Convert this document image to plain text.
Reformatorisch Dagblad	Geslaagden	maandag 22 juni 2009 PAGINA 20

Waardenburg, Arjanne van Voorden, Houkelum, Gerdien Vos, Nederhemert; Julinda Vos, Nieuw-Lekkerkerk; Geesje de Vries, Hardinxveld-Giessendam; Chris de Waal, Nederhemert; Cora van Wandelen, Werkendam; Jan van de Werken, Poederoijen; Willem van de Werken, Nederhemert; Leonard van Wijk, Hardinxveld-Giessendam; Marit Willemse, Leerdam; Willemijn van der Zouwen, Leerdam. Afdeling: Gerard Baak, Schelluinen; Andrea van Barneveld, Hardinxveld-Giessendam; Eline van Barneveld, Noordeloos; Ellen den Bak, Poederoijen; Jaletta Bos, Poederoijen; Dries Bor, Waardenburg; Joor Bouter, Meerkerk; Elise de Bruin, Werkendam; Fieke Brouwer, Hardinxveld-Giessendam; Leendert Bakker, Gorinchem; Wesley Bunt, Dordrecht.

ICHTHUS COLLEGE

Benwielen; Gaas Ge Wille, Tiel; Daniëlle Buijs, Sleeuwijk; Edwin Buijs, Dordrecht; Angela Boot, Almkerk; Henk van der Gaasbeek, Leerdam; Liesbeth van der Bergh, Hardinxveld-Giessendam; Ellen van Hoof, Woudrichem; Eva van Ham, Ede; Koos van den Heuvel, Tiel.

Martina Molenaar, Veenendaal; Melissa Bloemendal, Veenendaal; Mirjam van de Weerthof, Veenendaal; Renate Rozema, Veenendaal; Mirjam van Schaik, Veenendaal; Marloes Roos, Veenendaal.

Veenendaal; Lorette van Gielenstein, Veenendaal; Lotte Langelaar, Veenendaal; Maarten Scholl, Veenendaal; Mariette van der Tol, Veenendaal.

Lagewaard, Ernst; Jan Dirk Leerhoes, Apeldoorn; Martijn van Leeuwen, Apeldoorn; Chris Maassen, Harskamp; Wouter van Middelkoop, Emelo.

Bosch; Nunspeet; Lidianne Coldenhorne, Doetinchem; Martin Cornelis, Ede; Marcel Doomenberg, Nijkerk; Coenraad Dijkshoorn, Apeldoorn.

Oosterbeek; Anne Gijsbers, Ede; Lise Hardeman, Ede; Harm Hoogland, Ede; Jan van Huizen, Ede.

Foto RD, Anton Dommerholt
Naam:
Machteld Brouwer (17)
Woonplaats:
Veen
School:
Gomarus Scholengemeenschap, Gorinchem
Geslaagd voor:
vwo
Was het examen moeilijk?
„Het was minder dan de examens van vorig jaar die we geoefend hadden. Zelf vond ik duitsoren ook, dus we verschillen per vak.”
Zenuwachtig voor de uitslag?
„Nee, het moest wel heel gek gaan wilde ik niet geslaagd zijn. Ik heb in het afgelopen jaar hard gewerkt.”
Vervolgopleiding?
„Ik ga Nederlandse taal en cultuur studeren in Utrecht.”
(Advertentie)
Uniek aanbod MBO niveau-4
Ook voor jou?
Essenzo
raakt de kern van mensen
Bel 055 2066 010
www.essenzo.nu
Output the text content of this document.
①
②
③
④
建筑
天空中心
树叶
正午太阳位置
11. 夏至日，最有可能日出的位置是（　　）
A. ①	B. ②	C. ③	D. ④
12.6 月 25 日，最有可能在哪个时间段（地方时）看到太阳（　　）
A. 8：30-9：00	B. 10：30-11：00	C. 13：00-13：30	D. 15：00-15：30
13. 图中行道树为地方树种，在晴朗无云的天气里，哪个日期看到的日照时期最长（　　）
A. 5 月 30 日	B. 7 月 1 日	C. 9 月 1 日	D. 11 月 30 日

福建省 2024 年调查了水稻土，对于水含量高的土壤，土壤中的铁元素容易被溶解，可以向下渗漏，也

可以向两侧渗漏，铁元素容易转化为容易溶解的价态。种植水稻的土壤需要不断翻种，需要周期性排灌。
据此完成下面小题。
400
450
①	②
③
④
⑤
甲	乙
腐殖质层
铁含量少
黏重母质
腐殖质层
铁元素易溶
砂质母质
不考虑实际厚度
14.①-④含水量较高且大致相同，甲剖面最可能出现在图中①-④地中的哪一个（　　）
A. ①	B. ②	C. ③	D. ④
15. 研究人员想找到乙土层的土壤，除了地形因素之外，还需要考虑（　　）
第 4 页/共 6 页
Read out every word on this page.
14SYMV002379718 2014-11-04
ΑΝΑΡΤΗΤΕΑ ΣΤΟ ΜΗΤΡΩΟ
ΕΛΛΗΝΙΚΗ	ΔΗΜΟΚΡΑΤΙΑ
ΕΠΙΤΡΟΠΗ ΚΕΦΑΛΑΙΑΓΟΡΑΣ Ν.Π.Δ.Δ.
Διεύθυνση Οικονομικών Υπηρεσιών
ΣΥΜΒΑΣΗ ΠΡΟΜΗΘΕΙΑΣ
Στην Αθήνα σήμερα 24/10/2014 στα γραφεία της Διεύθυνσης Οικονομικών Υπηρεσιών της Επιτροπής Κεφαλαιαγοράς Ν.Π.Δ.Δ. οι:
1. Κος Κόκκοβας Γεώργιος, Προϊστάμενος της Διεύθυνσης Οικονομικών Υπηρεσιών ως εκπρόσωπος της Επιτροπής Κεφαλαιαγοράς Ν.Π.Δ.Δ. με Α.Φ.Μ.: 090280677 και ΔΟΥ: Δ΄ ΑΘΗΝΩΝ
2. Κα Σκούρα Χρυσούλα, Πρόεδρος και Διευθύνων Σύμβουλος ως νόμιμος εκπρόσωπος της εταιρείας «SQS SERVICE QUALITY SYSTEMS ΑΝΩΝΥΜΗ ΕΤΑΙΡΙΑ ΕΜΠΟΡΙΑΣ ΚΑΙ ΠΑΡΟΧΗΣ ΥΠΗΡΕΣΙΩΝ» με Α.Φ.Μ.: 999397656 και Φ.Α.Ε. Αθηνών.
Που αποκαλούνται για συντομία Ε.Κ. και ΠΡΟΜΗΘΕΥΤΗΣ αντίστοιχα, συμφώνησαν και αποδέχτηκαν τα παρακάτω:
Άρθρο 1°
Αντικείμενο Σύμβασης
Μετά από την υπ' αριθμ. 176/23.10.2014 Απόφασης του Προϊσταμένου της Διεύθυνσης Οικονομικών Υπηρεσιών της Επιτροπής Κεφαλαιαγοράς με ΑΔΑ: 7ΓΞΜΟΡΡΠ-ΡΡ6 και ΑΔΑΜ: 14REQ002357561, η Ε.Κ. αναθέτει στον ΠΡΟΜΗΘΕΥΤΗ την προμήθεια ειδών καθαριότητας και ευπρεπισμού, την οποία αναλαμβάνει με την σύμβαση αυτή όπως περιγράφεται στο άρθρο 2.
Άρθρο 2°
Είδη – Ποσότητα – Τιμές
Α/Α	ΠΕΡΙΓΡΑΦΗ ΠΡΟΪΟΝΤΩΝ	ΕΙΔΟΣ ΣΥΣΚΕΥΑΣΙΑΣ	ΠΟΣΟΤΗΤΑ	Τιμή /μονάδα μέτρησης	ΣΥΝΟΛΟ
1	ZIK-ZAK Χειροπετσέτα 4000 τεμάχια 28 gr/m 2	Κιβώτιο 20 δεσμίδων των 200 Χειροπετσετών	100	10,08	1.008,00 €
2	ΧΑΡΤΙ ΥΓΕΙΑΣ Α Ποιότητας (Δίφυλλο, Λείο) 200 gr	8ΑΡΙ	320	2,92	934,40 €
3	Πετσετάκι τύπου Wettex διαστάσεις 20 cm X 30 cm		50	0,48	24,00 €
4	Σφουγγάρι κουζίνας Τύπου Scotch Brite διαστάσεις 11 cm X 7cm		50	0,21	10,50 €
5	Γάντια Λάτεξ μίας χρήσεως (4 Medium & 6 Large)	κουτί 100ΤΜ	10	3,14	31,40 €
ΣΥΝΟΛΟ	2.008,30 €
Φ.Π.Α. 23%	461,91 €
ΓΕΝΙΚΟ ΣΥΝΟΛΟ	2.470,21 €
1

_WHAT YOU ARE ASKED TO DO:_ Calculate how many lines of the material include the string "διαστάσεις", and state that number by itself.

_FULL OUTPUT:_ 2